#### [RECORD LIST]
* BEGIN *
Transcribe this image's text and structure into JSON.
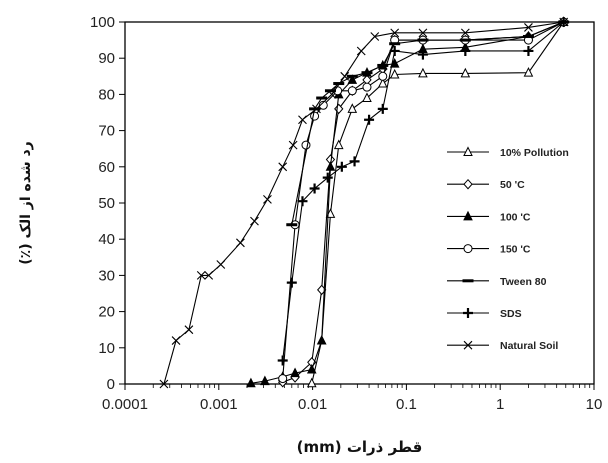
{
  "chart_data": {
    "type": "scatter",
    "xlabel": "قطر ذرات (mm)",
    "ylabel": "رد شده از الک (٪)",
    "xscale": "log",
    "xlim": [
      0.0001,
      10
    ],
    "ylim": [
      0,
      100
    ],
    "x_ticks": [
      "0.0001",
      "0.001",
      "0.01",
      "0.1",
      "1",
      "10"
    ],
    "y_ticks": [
      "0",
      "10",
      "20",
      "30",
      "40",
      "50",
      "60",
      "70",
      "80",
      "90",
      "100"
    ],
    "grid": false,
    "legend_position": "right",
    "series": [
      {
        "name": "10% Pollution",
        "marker": "triangle-open",
        "color": "#000000",
        "points": [
          [
            0.0098,
            0.2
          ],
          [
            0.0125,
            12
          ],
          [
            0.0155,
            47
          ],
          [
            0.019,
            66
          ],
          [
            0.0265,
            76
          ],
          [
            0.038,
            79
          ],
          [
            0.056,
            83
          ],
          [
            0.075,
            85.5
          ],
          [
            0.15,
            85.8
          ],
          [
            0.425,
            85.8
          ],
          [
            2.0,
            86
          ],
          [
            4.75,
            100
          ]
        ]
      },
      {
        "name": "50 'C",
        "marker": "diamond-open",
        "color": "#000000",
        "points": [
          [
            0.0048,
            0.5
          ],
          [
            0.0065,
            1.8
          ],
          [
            0.0098,
            6
          ],
          [
            0.0125,
            26
          ],
          [
            0.0155,
            62
          ],
          [
            0.019,
            76
          ],
          [
            0.0265,
            81
          ],
          [
            0.038,
            84
          ],
          [
            0.056,
            87
          ],
          [
            0.075,
            95
          ],
          [
            0.15,
            95
          ],
          [
            0.425,
            95
          ],
          [
            2.0,
            96
          ],
          [
            4.75,
            100
          ]
        ]
      },
      {
        "name": "100 'C",
        "marker": "triangle-filled",
        "color": "#000000",
        "points": [
          [
            0.0022,
            0.2
          ],
          [
            0.0031,
            0.8
          ],
          [
            0.0048,
            2
          ],
          [
            0.0065,
            3
          ],
          [
            0.0098,
            4
          ],
          [
            0.0125,
            12
          ],
          [
            0.0155,
            60
          ],
          [
            0.019,
            80
          ],
          [
            0.0265,
            84
          ],
          [
            0.038,
            86
          ],
          [
            0.056,
            88
          ],
          [
            0.075,
            88.5
          ],
          [
            0.15,
            92.5
          ],
          [
            0.425,
            93
          ],
          [
            2.0,
            96
          ],
          [
            4.75,
            100
          ]
        ]
      },
      {
        "name": "150 'C",
        "marker": "circle-open",
        "color": "#000000",
        "points": [
          [
            0.0048,
            1.5
          ],
          [
            0.0065,
            44
          ],
          [
            0.0085,
            66
          ],
          [
            0.0105,
            74
          ],
          [
            0.013,
            77
          ],
          [
            0.0185,
            81
          ],
          [
            0.0265,
            81
          ],
          [
            0.038,
            82
          ],
          [
            0.056,
            85
          ],
          [
            0.075,
            95
          ],
          [
            0.15,
            95
          ],
          [
            0.425,
            95
          ],
          [
            2.0,
            95
          ],
          [
            4.75,
            100
          ]
        ]
      },
      {
        "name": "Tween 80",
        "marker": "dash",
        "color": "#000000",
        "points": [
          [
            0.006,
            44
          ],
          [
            0.0105,
            76
          ],
          [
            0.0125,
            79
          ],
          [
            0.0155,
            81
          ],
          [
            0.019,
            83
          ],
          [
            0.0265,
            85
          ],
          [
            0.038,
            86
          ],
          [
            0.056,
            88
          ],
          [
            0.075,
            94
          ],
          [
            0.15,
            95
          ],
          [
            0.425,
            95
          ],
          [
            2.0,
            96
          ],
          [
            4.75,
            100
          ]
        ]
      },
      {
        "name": "SDS",
        "marker": "plus",
        "color": "#000000",
        "points": [
          [
            0.0048,
            6.5
          ],
          [
            0.006,
            28
          ],
          [
            0.0078,
            50.5
          ],
          [
            0.0105,
            54
          ],
          [
            0.0145,
            57
          ],
          [
            0.0205,
            60
          ],
          [
            0.028,
            61.5
          ],
          [
            0.04,
            73
          ],
          [
            0.056,
            76
          ],
          [
            0.075,
            92
          ],
          [
            0.15,
            91
          ],
          [
            0.425,
            92
          ],
          [
            2.0,
            92
          ],
          [
            4.75,
            100
          ]
        ]
      },
      {
        "name": "Natural Soil",
        "marker": "x",
        "color": "#000000",
        "points": [
          [
            0.00026,
            0
          ],
          [
            0.00035,
            12
          ],
          [
            0.00048,
            15
          ],
          [
            0.00065,
            30
          ],
          [
            0.00078,
            30
          ],
          [
            0.00105,
            33
          ],
          [
            0.0017,
            39
          ],
          [
            0.0024,
            45
          ],
          [
            0.0033,
            51
          ],
          [
            0.0048,
            60
          ],
          [
            0.0062,
            66
          ],
          [
            0.0078,
            73
          ],
          [
            0.011,
            76
          ],
          [
            0.016,
            80
          ],
          [
            0.022,
            85
          ],
          [
            0.033,
            92
          ],
          [
            0.046,
            96
          ],
          [
            0.075,
            97
          ],
          [
            0.15,
            97
          ],
          [
            0.425,
            97
          ],
          [
            2.0,
            98.5
          ],
          [
            4.75,
            100
          ]
        ]
      }
    ]
  }
}
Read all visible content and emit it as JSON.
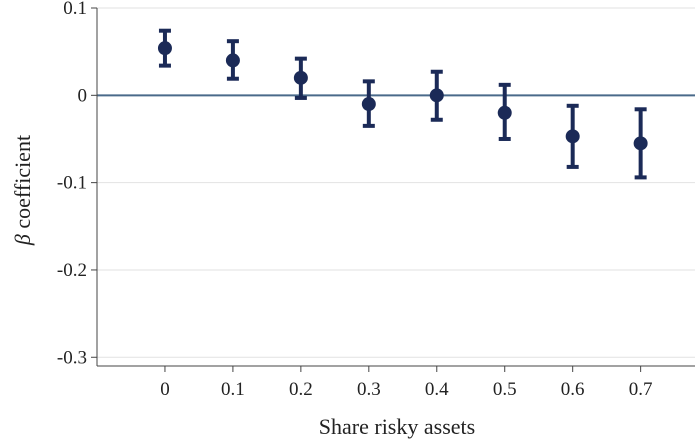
{
  "chart_data": {
    "type": "scatter",
    "subtype": "point-with-error-bars",
    "title": "",
    "xlabel": "Share risky assets",
    "ylabel_symbol": "β",
    "ylabel_text": " coefficient",
    "x": [
      0,
      0.1,
      0.2,
      0.3,
      0.4,
      0.5,
      0.6,
      0.7
    ],
    "x_tick_labels": [
      "0",
      "0.1",
      "0.2",
      "0.3",
      "0.4",
      "0.5",
      "0.6",
      "0.7"
    ],
    "y_ticks": [
      0.1,
      0,
      -0.1,
      -0.2,
      -0.3
    ],
    "y_tick_labels": [
      "0.1",
      "0",
      "-0.1",
      "-0.2",
      "-0.3"
    ],
    "xlim": [
      -0.1,
      0.78
    ],
    "ylim": [
      -0.31,
      0.1
    ],
    "series": [
      {
        "values": [
          0.054,
          0.04,
          0.02,
          -0.01,
          0.0,
          -0.02,
          -0.047,
          -0.055
        ],
        "ci_low": [
          0.034,
          0.019,
          -0.003,
          -0.035,
          -0.028,
          -0.05,
          -0.082,
          -0.094
        ],
        "ci_high": [
          0.074,
          0.062,
          0.042,
          0.016,
          0.027,
          0.012,
          -0.012,
          -0.016
        ]
      }
    ],
    "reference_line_y": 0,
    "grid": "horizontal",
    "colors": {
      "points": "#1b2a57",
      "reference_line": "#4a6a8a",
      "grid": "#e2e2e2",
      "axis": "#444444"
    }
  }
}
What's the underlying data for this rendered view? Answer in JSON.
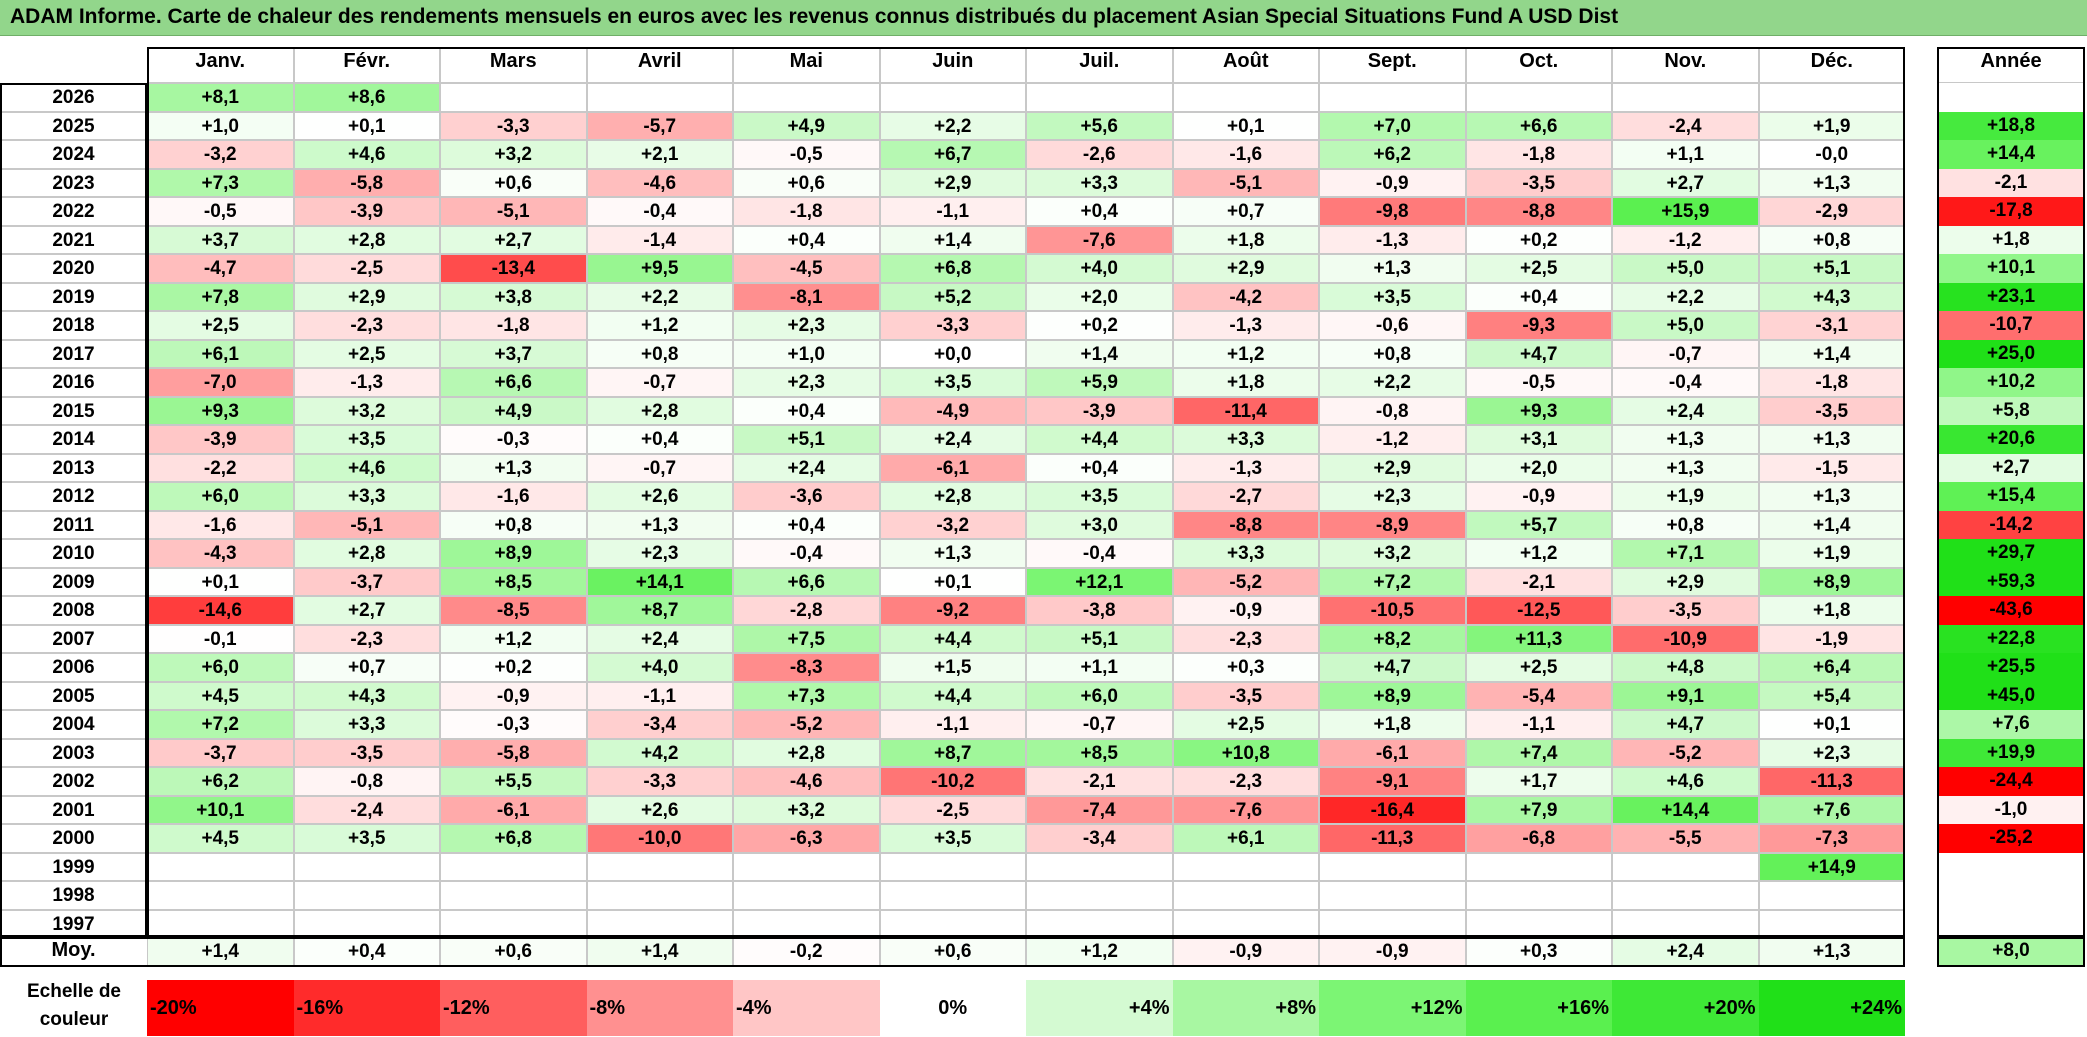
* END *
#### [DESCRIPTION OF THE TASK]
Return the entries unchanged, save for the pictures, which do not belong in the copy.

#### [EXERCISE SOLUTION]
Transcribe this image's text and structure into JSON.
{
  "chart_data": {
    "type": "scatter",
    "xlabel": "قطر ذرات (mm)",
    "ylabel": "رد شده از الک (٪)",
    "xscale": "log",
    "xlim": [
      0.0001,
      10
    ],
    "ylim": [
      0,
      100
    ],
    "x_ticks": [
      "0.0001",
      "0.001",
      "0.01",
      "0.1",
      "1",
      "10"
    ],
    "y_ticks": [
      "0",
      "10",
      "20",
      "30",
      "40",
      "50",
      "60",
      "70",
      "80",
      "90",
      "100"
    ],
    "grid": false,
    "legend_position": "right",
    "series": [
      {
        "name": "10% Pollution",
        "marker": "triangle-open",
        "color": "#000000",
        "points": [
          [
            0.0098,
            0.2
          ],
          [
            0.0125,
            12
          ],
          [
            0.0155,
            47
          ],
          [
            0.019,
            66
          ],
          [
            0.0265,
            76
          ],
          [
            0.038,
            79
          ],
          [
            0.056,
            83
          ],
          [
            0.075,
            85.5
          ],
          [
            0.15,
            85.8
          ],
          [
            0.425,
            85.8
          ],
          [
            2.0,
            86
          ],
          [
            4.75,
            100
          ]
        ]
      },
      {
        "name": "50 'C",
        "marker": "diamond-open",
        "color": "#000000",
        "points": [
          [
            0.0048,
            0.5
          ],
          [
            0.0065,
            1.8
          ],
          [
            0.0098,
            6
          ],
          [
            0.0125,
            26
          ],
          [
            0.0155,
            62
          ],
          [
            0.019,
            76
          ],
          [
            0.0265,
            81
          ],
          [
            0.038,
            84
          ],
          [
            0.056,
            87
          ],
          [
            0.075,
            95
          ],
          [
            0.15,
            95
          ],
          [
            0.425,
            95
          ],
          [
            2.0,
            96
          ],
          [
            4.75,
            100
          ]
        ]
      },
      {
        "name": "100 'C",
        "marker": "triangle-filled",
        "color": "#000000",
        "points": [
          [
            0.0022,
            0.2
          ],
          [
            0.0031,
            0.8
          ],
          [
            0.0048,
            2
          ],
          [
            0.0065,
            3
          ],
          [
            0.0098,
            4
          ],
          [
            0.0125,
            12
          ],
          [
            0.0155,
            60
          ],
          [
            0.019,
            80
          ],
          [
            0.0265,
            84
          ],
          [
            0.038,
            86
          ],
          [
            0.056,
            88
          ],
          [
            0.075,
            88.5
          ],
          [
            0.15,
            92.5
          ],
          [
            0.425,
            93
          ],
          [
            2.0,
            96
          ],
          [
            4.75,
            100
          ]
        ]
      },
      {
        "name": "150 'C",
        "marker": "circle-open",
        "color": "#000000",
        "points": [
          [
            0.0048,
            1.5
          ],
          [
            0.0065,
            44
          ],
          [
            0.0085,
            66
          ],
          [
            0.0105,
            74
          ],
          [
            0.013,
            77
          ],
          [
            0.0185,
            81
          ],
          [
            0.0265,
            81
          ],
          [
            0.038,
            82
          ],
          [
            0.056,
            85
          ],
          [
            0.075,
            95
          ],
          [
            0.15,
            95
          ],
          [
            0.425,
            95
          ],
          [
            2.0,
            95
          ],
          [
            4.75,
            100
          ]
        ]
      },
      {
        "name": "Tween 80",
        "marker": "dash",
        "color": "#000000",
        "points": [
          [
            0.006,
            44
          ],
          [
            0.0105,
            76
          ],
          [
            0.0125,
            79
          ],
          [
            0.0155,
            81
          ],
          [
            0.019,
            83
          ],
          [
            0.0265,
            85
          ],
          [
            0.038,
            86
          ],
          [
            0.056,
            88
          ],
          [
            0.075,
            94
          ],
          [
            0.15,
            95
          ],
          [
            0.425,
            95
          ],
          [
            2.0,
            96
          ],
          [
            4.75,
            100
          ]
        ]
      },
      {
        "name": "SDS",
        "marker": "plus",
        "color": "#000000",
        "points": [
          [
            0.0048,
            6.5
          ],
          [
            0.006,
            28
          ],
          [
            0.0078,
            50.5
          ],
          [
            0.0105,
            54
          ],
          [
            0.0145,
            57
          ],
          [
            0.0205,
            60
          ],
          [
            0.028,
            61.5
          ],
          [
            0.04,
            73
          ],
          [
            0.056,
            76
          ],
          [
            0.075,
            92
          ],
          [
            0.15,
            91
          ],
          [
            0.425,
            92
          ],
          [
            2.0,
            92
          ],
          [
            4.75,
            100
          ]
        ]
      },
      {
        "name": "Natural Soil",
        "marker": "x",
        "color": "#000000",
        "points": [
          [
            0.00026,
            0
          ],
          [
            0.00035,
            12
          ],
          [
            0.00048,
            15
          ],
          [
            0.00065,
            30
          ],
          [
            0.00078,
            30
          ],
          [
            0.00105,
            33
          ],
          [
            0.0017,
            39
          ],
          [
            0.0024,
            45
          ],
          [
            0.0033,
            51
          ],
          [
            0.0048,
            60
          ],
          [
            0.0062,
            66
          ],
          [
            0.0078,
            73
          ],
          [
            0.011,
            76
          ],
          [
            0.016,
            80
          ],
          [
            0.022,
            85
          ],
          [
            0.033,
            92
          ],
          [
            0.046,
            96
          ],
          [
            0.075,
            97
          ],
          [
            0.15,
            97
          ],
          [
            0.425,
            97
          ],
          [
            2.0,
            98.5
          ],
          [
            4.75,
            100
          ]
        ]
      }
    ]
  }
}
Read all visible content and emit it as JSON.
{
  "chart_data": {
    "type": "scatter",
    "subtype": "point-with-error-bars",
    "title": "",
    "xlabel": "Share risky assets",
    "ylabel_symbol": "β",
    "ylabel_text": " coefficient",
    "x": [
      0,
      0.1,
      0.2,
      0.3,
      0.4,
      0.5,
      0.6,
      0.7
    ],
    "x_tick_labels": [
      "0",
      "0.1",
      "0.2",
      "0.3",
      "0.4",
      "0.5",
      "0.6",
      "0.7"
    ],
    "y_ticks": [
      0.1,
      0,
      -0.1,
      -0.2,
      -0.3
    ],
    "y_tick_labels": [
      "0.1",
      "0",
      "-0.1",
      "-0.2",
      "-0.3"
    ],
    "xlim": [
      -0.1,
      0.78
    ],
    "ylim": [
      -0.31,
      0.1
    ],
    "series": [
      {
        "values": [
          0.054,
          0.04,
          0.02,
          -0.01,
          0.0,
          -0.02,
          -0.047,
          -0.055
        ],
        "ci_low": [
          0.034,
          0.019,
          -0.003,
          -0.035,
          -0.028,
          -0.05,
          -0.082,
          -0.094
        ],
        "ci_high": [
          0.074,
          0.062,
          0.042,
          0.016,
          0.027,
          0.012,
          -0.012,
          -0.016
        ]
      }
    ],
    "reference_line_y": 0,
    "grid": "horizontal",
    "colors": {
      "points": "#1b2a57",
      "reference_line": "#4a6a8a",
      "grid": "#e2e2e2",
      "axis": "#444444"
    }
  }
}
What's the underlying data for this rendered view? Answer in JSON.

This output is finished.